**Goal:**
Extract the entries in their exact form.

**Data for the task:**
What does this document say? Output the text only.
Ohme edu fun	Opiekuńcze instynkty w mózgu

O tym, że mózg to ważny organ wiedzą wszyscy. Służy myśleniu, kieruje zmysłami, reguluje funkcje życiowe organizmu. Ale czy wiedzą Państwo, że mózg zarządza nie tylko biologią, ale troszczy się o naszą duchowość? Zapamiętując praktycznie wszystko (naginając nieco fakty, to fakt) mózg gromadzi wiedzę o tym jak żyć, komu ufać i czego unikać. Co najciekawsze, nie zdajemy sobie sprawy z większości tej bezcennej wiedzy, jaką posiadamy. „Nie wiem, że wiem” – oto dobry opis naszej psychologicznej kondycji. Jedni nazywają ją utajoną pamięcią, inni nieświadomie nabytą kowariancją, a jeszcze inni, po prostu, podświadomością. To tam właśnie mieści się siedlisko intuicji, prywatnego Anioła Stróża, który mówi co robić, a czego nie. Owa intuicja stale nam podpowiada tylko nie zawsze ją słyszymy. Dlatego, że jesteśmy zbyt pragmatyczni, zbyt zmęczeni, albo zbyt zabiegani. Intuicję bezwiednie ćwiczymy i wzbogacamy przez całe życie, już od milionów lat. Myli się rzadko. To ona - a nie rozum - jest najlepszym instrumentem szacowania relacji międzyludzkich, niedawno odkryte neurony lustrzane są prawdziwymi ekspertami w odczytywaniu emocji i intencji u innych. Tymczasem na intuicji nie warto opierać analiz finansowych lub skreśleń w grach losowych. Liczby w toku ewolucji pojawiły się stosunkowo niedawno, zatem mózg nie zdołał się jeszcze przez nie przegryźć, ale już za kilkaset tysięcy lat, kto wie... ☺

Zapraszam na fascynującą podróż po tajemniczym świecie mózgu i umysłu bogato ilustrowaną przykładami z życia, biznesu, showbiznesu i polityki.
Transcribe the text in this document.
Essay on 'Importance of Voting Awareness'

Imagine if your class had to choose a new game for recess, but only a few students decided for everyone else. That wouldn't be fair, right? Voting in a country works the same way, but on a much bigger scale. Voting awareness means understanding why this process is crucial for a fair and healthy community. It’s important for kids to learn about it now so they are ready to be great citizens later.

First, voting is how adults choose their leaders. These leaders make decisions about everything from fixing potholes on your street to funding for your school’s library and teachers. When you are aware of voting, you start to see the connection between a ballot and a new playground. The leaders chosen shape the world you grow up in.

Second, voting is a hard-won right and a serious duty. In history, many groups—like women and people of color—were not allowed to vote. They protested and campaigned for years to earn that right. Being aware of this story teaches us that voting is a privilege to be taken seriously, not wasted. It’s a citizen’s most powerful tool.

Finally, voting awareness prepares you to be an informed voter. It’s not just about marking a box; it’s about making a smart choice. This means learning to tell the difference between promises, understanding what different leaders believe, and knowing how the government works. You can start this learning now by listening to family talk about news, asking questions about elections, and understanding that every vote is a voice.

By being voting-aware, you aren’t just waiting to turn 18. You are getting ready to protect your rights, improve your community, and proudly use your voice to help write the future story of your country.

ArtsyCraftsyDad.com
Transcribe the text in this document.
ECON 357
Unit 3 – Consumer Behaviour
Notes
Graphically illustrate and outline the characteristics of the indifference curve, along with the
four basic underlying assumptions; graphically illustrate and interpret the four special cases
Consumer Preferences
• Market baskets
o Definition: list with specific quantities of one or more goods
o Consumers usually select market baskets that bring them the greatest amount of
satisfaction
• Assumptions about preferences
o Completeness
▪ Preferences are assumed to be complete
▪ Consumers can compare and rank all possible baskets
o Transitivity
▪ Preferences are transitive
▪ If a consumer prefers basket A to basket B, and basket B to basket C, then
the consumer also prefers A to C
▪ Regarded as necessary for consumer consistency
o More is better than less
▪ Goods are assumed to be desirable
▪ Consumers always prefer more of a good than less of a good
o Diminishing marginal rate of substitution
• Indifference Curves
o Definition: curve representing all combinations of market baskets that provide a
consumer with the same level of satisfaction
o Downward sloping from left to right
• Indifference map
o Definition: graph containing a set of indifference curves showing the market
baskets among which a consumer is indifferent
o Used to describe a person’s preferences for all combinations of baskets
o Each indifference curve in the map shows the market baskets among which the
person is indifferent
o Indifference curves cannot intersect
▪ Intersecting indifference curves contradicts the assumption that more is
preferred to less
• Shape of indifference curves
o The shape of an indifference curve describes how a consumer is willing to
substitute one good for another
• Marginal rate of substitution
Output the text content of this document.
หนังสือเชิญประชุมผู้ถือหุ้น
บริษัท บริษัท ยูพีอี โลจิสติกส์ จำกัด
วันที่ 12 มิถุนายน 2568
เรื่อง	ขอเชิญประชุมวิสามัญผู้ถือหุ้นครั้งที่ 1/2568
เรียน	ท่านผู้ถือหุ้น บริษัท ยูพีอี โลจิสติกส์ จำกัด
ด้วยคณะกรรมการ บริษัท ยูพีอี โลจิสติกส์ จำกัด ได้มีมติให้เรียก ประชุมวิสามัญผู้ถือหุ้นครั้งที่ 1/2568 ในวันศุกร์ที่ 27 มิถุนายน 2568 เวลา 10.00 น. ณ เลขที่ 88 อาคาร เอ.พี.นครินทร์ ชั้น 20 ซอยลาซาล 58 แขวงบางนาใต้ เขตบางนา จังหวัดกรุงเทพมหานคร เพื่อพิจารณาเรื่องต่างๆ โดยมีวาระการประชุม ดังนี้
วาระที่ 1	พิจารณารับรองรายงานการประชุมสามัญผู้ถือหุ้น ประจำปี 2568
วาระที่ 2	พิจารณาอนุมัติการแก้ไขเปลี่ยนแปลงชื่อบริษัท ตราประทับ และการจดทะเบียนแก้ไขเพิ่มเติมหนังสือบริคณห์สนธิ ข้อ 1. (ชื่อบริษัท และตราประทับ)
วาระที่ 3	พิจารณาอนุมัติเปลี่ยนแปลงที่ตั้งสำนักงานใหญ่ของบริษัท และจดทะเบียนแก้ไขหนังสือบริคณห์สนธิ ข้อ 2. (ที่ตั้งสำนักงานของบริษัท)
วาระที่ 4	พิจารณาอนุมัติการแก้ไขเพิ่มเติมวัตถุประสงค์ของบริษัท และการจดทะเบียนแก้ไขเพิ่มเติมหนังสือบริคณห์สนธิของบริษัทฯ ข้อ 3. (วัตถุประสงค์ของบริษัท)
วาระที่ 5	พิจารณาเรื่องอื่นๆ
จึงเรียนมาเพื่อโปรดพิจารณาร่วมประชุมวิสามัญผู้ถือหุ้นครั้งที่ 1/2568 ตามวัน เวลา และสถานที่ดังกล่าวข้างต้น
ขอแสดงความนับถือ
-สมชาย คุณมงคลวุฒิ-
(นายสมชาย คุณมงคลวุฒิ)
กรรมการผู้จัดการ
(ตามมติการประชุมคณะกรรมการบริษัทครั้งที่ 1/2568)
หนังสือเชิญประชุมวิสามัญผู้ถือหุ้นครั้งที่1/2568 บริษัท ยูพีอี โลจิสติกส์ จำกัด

**Answer to this problem:**
What does this document say? Output the text only.
Ohme edu fun	Opiekuńcze instynkty w mózgu

O tym, że mózg to ważny organ wiedzą wszyscy. Służy myśleniu, kieruje zmysłami, reguluje funkcje życiowe organizmu. Ale czy wiedzą Państwo, że mózg zarządza nie tylko biologią, ale troszczy się o naszą duchowość? Zapamiętując praktycznie wszystko (naginając nieco fakty, to fakt) mózg gromadzi wiedzę o tym jak żyć, komu ufać i czego unikać. Co najciekawsze, nie zdajemy sobie sprawy z większości tej bezcennej wiedzy, jaką posiadamy. „Nie wiem, że wiem” – oto dobry opis naszej psychologicznej kondycji. Jedni nazywają ją utajoną pamięcią, inni nieświadomie nabytą kowariancją, a jeszcze inni, po prostu, podświadomością. To tam właśnie mieści się siedlisko intuicji, prywatnego Anioła Stróża, który mówi co robić, a czego nie. Owa intuicja stale nam podpowiada tylko nie zawsze ją słyszymy. Dlatego, że jesteśmy zbyt pragmatyczni, zbyt zmęczeni, albo zbyt zabiegani. Intuicję bezwiednie ćwiczymy i wzbogacamy przez całe życie, już od milionów lat. Myli się rzadko. To ona - a nie rozum - jest najlepszym instrumentem szacowania relacji międzyludzkich, niedawno odkryte neurony lustrzane są prawdziwymi ekspertami w odczytywaniu emocji i intencji u innych. Tymczasem na intuicji nie warto opierać analiz finansowych lub skreśleń w grach losowych. Liczby w toku ewolucji pojawiły się stosunkowo niedawno, zatem mózg nie zdołał się jeszcze przez nie przegryźć, ale już za kilkaset tysięcy lat, kto wie... ☺

Zapraszam na fascynującą podróż po tajemniczym świecie mózgu i umysłu bogato ilustrowaną przykładami z życia, biznesu, showbiznesu i polityki.
Transcribe the text in this document.
Essay on 'Importance of Voting Awareness'

Imagine if your class had to choose a new game for recess, but only a few students decided for everyone else. That wouldn't be fair, right? Voting in a country works the same way, but on a much bigger scale. Voting awareness means understanding why this process is crucial for a fair and healthy community. It’s important for kids to learn about it now so they are ready to be great citizens later.

First, voting is how adults choose their leaders. These leaders make decisions about everything from fixing potholes on your street to funding for your school’s library and teachers. When you are aware of voting, you start to see the connection between a ballot and a new playground. The leaders chosen shape the world you grow up in.

Second, voting is a hard-won right and a serious duty. In history, many groups—like women and people of color—were not allowed to vote. They protested and campaigned for years to earn that right. Being aware of this story teaches us that voting is a privilege to be taken seriously, not wasted. It’s a citizen’s most powerful tool.

Finally, voting awareness prepares you to be an informed voter. It’s not just about marking a box; it’s about making a smart choice. This means learning to tell the difference between promises, understanding what different leaders believe, and knowing how the government works. You can start this learning now by listening to family talk about news, asking questions about elections, and understanding that every vote is a voice.

By being voting-aware, you aren’t just waiting to turn 18. You are getting ready to protect your rights, improve your community, and proudly use your voice to help write the future story of your country.

ArtsyCraftsyDad.com
Transcribe the text in this document.
ECON 357
Unit 3 – Consumer Behaviour
Notes
Graphically illustrate and outline the characteristics of the indifference curve, along with the
four basic underlying assumptions; graphically illustrate and interpret the four special cases
Consumer Preferences
• Market baskets
o Definition: list with specific quantities of one or more goods
o Consumers usually select market baskets that bring them the greatest amount of
satisfaction
• Assumptions about preferences
o Completeness
▪ Preferences are assumed to be complete
▪ Consumers can compare and rank all possible baskets
o Transitivity
▪ Preferences are transitive
▪ If a consumer prefers basket A to basket B, and basket B to basket C, then
the consumer also prefers A to C
▪ Regarded as necessary for consumer consistency
o More is better than less
▪ Goods are assumed to be desirable
▪ Consumers always prefer more of a good than less of a good
o Diminishing marginal rate of substitution
• Indifference Curves
o Definition: curve representing all combinations of market baskets that provide a
consumer with the same level of satisfaction
o Downward sloping from left to right
• Indifference map
o Definition: graph containing a set of indifference curves showing the market
baskets among which a consumer is indifferent
o Used to describe a person’s preferences for all combinations of baskets
o Each indifference curve in the map shows the market baskets among which the
person is indifferent
o Indifference curves cannot intersect
▪ Intersecting indifference curves contradicts the assumption that more is
preferred to less
• Shape of indifference curves
o The shape of an indifference curve describes how a consumer is willing to
substitute one good for another
• Marginal rate of substitution
Output the text content of this document.
หนังสือเชิญประชุมผู้ถือหุ้น
บริษัท บริษัท ยูพีอี โลจิสติกส์ จำกัด
วันที่ 12 มิถุนายน 2568
เรื่อง	ขอเชิญประชุมวิสามัญผู้ถือหุ้นครั้งที่ 1/2568
เรียน	ท่านผู้ถือหุ้น บริษัท ยูพีอี โลจิสติกส์ จำกัด
ด้วยคณะกรรมการ บริษัท ยูพีอี โลจิสติกส์ จำกัด ได้มีมติให้เรียก ประชุมวิสามัญผู้ถือหุ้นครั้งที่ 1/2568 ในวันศุกร์ที่ 27 มิถุนายน 2568 เวลา 10.00 น. ณ เลขที่ 88 อาคาร เอ.พี.นครินทร์ ชั้น 20 ซอยลาซาล 58 แขวงบางนาใต้ เขตบางนา จังหวัดกรุงเทพมหานคร เพื่อพิจารณาเรื่องต่างๆ โดยมีวาระการประชุม ดังนี้
วาระที่ 1	พิจารณารับรองรายงานการประชุมสามัญผู้ถือหุ้น ประจำปี 2568
วาระที่ 2	พิจารณาอนุมัติการแก้ไขเปลี่ยนแปลงชื่อบริษัท ตราประทับ และการจดทะเบียนแก้ไขเพิ่มเติมหนังสือบริคณห์สนธิ ข้อ 1. (ชื่อบริษัท และตราประทับ)
วาระที่ 3	พิจารณาอนุมัติเปลี่ยนแปลงที่ตั้งสำนักงานใหญ่ของบริษัท และจดทะเบียนแก้ไขหนังสือบริคณห์สนธิ ข้อ 2. (ที่ตั้งสำนักงานของบริษัท)
วาระที่ 4	พิจารณาอนุมัติการแก้ไขเพิ่มเติมวัตถุประสงค์ของบริษัท และการจดทะเบียนแก้ไขเพิ่มเติมหนังสือบริคณห์สนธิของบริษัทฯ ข้อ 3. (วัตถุประสงค์ของบริษัท)
วาระที่ 5	พิจารณาเรื่องอื่นๆ
จึงเรียนมาเพื่อโปรดพิจารณาร่วมประชุมวิสามัญผู้ถือหุ้นครั้งที่ 1/2568 ตามวัน เวลา และสถานที่ดังกล่าวข้างต้น
ขอแสดงความนับถือ
-สมชาย คุณมงคลวุฒิ-
(นายสมชาย คุณมงคลวุฒิ)
กรรมการผู้จัดการ
(ตามมติการประชุมคณะกรรมการบริษัทครั้งที่ 1/2568)
หนังสือเชิญประชุมวิสามัญผู้ถือหุ้นครั้งที่1/2568 บริษัท ยูพีอี โลจิสติกส์ จำกัด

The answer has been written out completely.